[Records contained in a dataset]
══════
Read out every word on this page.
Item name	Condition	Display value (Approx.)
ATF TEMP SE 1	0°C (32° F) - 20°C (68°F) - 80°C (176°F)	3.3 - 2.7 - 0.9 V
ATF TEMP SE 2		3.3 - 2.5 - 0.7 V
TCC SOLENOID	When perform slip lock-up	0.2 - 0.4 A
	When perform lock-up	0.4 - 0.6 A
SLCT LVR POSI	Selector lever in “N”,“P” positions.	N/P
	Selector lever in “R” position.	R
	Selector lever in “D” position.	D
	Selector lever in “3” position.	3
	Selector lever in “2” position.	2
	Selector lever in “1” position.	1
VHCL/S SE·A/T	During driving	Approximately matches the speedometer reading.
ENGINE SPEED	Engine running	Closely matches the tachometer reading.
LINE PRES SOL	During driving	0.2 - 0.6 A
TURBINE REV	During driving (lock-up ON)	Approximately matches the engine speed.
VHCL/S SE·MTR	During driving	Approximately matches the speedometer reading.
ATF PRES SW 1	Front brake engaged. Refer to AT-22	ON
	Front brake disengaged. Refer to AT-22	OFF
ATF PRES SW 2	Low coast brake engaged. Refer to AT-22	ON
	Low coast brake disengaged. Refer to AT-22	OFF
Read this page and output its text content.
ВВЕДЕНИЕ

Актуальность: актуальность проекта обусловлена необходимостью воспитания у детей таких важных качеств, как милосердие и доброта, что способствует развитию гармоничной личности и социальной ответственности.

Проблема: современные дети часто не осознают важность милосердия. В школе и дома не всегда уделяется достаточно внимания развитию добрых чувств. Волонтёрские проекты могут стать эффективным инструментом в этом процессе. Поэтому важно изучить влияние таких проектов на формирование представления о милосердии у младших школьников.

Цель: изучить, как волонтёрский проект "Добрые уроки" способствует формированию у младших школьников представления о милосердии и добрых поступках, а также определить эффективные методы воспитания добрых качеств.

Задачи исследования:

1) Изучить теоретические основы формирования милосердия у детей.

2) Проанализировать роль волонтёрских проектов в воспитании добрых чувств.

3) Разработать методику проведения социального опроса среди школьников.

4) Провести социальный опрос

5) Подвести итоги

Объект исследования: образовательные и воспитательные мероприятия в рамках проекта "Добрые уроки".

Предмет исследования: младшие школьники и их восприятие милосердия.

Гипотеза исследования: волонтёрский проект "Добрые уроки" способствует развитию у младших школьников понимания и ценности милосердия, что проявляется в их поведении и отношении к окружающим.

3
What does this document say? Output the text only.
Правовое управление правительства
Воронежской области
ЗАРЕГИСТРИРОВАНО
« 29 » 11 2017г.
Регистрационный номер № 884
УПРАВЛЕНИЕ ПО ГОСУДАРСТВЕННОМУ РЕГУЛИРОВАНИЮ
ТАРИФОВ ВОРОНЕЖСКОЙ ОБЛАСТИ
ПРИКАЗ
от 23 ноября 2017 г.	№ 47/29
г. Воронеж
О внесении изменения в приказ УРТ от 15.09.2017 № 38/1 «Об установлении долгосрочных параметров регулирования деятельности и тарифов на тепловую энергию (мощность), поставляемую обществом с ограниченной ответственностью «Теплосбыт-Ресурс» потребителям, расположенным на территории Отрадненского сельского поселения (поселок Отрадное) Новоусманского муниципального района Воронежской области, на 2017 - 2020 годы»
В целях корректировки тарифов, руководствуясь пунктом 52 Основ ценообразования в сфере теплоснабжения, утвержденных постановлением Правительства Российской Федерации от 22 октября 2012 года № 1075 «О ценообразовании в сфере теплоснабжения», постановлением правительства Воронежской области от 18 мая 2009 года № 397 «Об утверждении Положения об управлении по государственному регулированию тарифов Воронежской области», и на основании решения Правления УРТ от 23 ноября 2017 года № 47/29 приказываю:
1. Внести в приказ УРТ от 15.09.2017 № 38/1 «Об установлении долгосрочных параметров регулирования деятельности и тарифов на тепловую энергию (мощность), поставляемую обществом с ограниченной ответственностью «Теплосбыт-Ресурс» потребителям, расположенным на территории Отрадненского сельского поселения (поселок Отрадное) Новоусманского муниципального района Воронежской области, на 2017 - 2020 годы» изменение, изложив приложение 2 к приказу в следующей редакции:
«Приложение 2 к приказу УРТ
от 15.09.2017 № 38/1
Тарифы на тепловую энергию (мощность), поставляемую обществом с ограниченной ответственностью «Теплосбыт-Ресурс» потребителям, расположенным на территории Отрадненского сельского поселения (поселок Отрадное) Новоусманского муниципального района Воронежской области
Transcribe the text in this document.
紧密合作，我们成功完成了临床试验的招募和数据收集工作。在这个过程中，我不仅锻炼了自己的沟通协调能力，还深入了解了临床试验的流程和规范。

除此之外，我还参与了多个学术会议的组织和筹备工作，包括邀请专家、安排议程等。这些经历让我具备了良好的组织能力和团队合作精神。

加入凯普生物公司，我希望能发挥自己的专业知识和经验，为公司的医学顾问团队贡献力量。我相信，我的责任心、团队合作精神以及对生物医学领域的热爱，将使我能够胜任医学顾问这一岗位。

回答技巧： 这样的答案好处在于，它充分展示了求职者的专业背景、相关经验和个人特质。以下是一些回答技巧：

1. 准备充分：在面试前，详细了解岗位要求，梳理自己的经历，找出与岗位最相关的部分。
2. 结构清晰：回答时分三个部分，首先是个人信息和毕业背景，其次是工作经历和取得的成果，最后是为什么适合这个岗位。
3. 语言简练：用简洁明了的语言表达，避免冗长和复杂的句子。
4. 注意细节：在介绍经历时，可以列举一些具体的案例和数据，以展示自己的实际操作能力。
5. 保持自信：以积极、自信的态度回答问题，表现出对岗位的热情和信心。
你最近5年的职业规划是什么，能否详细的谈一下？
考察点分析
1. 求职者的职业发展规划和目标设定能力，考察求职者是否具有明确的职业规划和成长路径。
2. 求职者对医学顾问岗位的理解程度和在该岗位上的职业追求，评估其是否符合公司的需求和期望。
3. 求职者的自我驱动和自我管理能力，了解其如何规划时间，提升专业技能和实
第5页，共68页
══════
(Task details):
Output all of the data again. Match it exactly.

(Solution to this problem):
Read out every word on this page.
Item name	Condition	Display value (Approx.)
ATF TEMP SE 1	0°C (32° F) - 20°C (68°F) - 80°C (176°F)	3.3 - 2.7 - 0.9 V
ATF TEMP SE 2		3.3 - 2.5 - 0.7 V
TCC SOLENOID	When perform slip lock-up	0.2 - 0.4 A
	When perform lock-up	0.4 - 0.6 A
SLCT LVR POSI	Selector lever in “N”,“P” positions.	N/P
	Selector lever in “R” position.	R
	Selector lever in “D” position.	D
	Selector lever in “3” position.	3
	Selector lever in “2” position.	2
	Selector lever in “1” position.	1
VHCL/S SE·A/T	During driving	Approximately matches the speedometer reading.
ENGINE SPEED	Engine running	Closely matches the tachometer reading.
LINE PRES SOL	During driving	0.2 - 0.6 A
TURBINE REV	During driving (lock-up ON)	Approximately matches the engine speed.
VHCL/S SE·MTR	During driving	Approximately matches the speedometer reading.
ATF PRES SW 1	Front brake engaged. Refer to AT-22	ON
	Front brake disengaged. Refer to AT-22	OFF
ATF PRES SW 2	Low coast brake engaged. Refer to AT-22	ON
	Low coast brake disengaged. Refer to AT-22	OFF
Read this page and output its text content.
ВВЕДЕНИЕ

Актуальность: актуальность проекта обусловлена необходимостью воспитания у детей таких важных качеств, как милосердие и доброта, что способствует развитию гармоничной личности и социальной ответственности.

Проблема: современные дети часто не осознают важность милосердия. В школе и дома не всегда уделяется достаточно внимания развитию добрых чувств. Волонтёрские проекты могут стать эффективным инструментом в этом процессе. Поэтому важно изучить влияние таких проектов на формирование представления о милосердии у младших школьников.

Цель: изучить, как волонтёрский проект "Добрые уроки" способствует формированию у младших школьников представления о милосердии и добрых поступках, а также определить эффективные методы воспитания добрых качеств.

Задачи исследования:

1) Изучить теоретические основы формирования милосердия у детей.

2) Проанализировать роль волонтёрских проектов в воспитании добрых чувств.

3) Разработать методику проведения социального опроса среди школьников.

4) Провести социальный опрос

5) Подвести итоги

Объект исследования: образовательные и воспитательные мероприятия в рамках проекта "Добрые уроки".

Предмет исследования: младшие школьники и их восприятие милосердия.

Гипотеза исследования: волонтёрский проект "Добрые уроки" способствует развитию у младших школьников понимания и ценности милосердия, что проявляется в их поведении и отношении к окружающим.

3
What does this document say? Output the text only.
Правовое управление правительства
Воронежской области
ЗАРЕГИСТРИРОВАНО
« 29 » 11 2017г.
Регистрационный номер № 884
УПРАВЛЕНИЕ ПО ГОСУДАРСТВЕННОМУ РЕГУЛИРОВАНИЮ
ТАРИФОВ ВОРОНЕЖСКОЙ ОБЛАСТИ
ПРИКАЗ
от 23 ноября 2017 г.	№ 47/29
г. Воронеж
О внесении изменения в приказ УРТ от 15.09.2017 № 38/1 «Об установлении долгосрочных параметров регулирования деятельности и тарифов на тепловую энергию (мощность), поставляемую обществом с ограниченной ответственностью «Теплосбыт-Ресурс» потребителям, расположенным на территории Отрадненского сельского поселения (поселок Отрадное) Новоусманского муниципального района Воронежской области, на 2017 - 2020 годы»
В целях корректировки тарифов, руководствуясь пунктом 52 Основ ценообразования в сфере теплоснабжения, утвержденных постановлением Правительства Российской Федерации от 22 октября 2012 года № 1075 «О ценообразовании в сфере теплоснабжения», постановлением правительства Воронежской области от 18 мая 2009 года № 397 «Об утверждении Положения об управлении по государственному регулированию тарифов Воронежской области», и на основании решения Правления УРТ от 23 ноября 2017 года № 47/29 приказываю:
1. Внести в приказ УРТ от 15.09.2017 № 38/1 «Об установлении долгосрочных параметров регулирования деятельности и тарифов на тепловую энергию (мощность), поставляемую обществом с ограниченной ответственностью «Теплосбыт-Ресурс» потребителям, расположенным на территории Отрадненского сельского поселения (поселок Отрадное) Новоусманского муниципального района Воронежской области, на 2017 - 2020 годы» изменение, изложив приложение 2 к приказу в следующей редакции:
«Приложение 2 к приказу УРТ
от 15.09.2017 № 38/1
Тарифы на тепловую энергию (мощность), поставляемую обществом с ограниченной ответственностью «Теплосбыт-Ресурс» потребителям, расположенным на территории Отрадненского сельского поселения (поселок Отрадное) Новоусманского муниципального района Воронежской области
Transcribe the text in this document.
紧密合作，我们成功完成了临床试验的招募和数据收集工作。在这个过程中，我不仅锻炼了自己的沟通协调能力，还深入了解了临床试验的流程和规范。

除此之外，我还参与了多个学术会议的组织和筹备工作，包括邀请专家、安排议程等。这些经历让我具备了良好的组织能力和团队合作精神。

加入凯普生物公司，我希望能发挥自己的专业知识和经验，为公司的医学顾问团队贡献力量。我相信，我的责任心、团队合作精神以及对生物医学领域的热爱，将使我能够胜任医学顾问这一岗位。

回答技巧： 这样的答案好处在于，它充分展示了求职者的专业背景、相关经验和个人特质。以下是一些回答技巧：

1. 准备充分：在面试前，详细了解岗位要求，梳理自己的经历，找出与岗位最相关的部分。
2. 结构清晰：回答时分三个部分，首先是个人信息和毕业背景，其次是工作经历和取得的成果，最后是为什么适合这个岗位。
3. 语言简练：用简洁明了的语言表达，避免冗长和复杂的句子。
4. 注意细节：在介绍经历时，可以列举一些具体的案例和数据，以展示自己的实际操作能力。
5. 保持自信：以积极、自信的态度回答问题，表现出对岗位的热情和信心。
你最近5年的职业规划是什么，能否详细的谈一下？
考察点分析
1. 求职者的职业发展规划和目标设定能力，考察求职者是否具有明确的职业规划和成长路径。
2. 求职者对医学顾问岗位的理解程度和在该岗位上的职业追求，评估其是否符合公司的需求和期望。
3. 求职者的自我驱动和自我管理能力，了解其如何规划时间，提升专业技能和实
第5页，共68页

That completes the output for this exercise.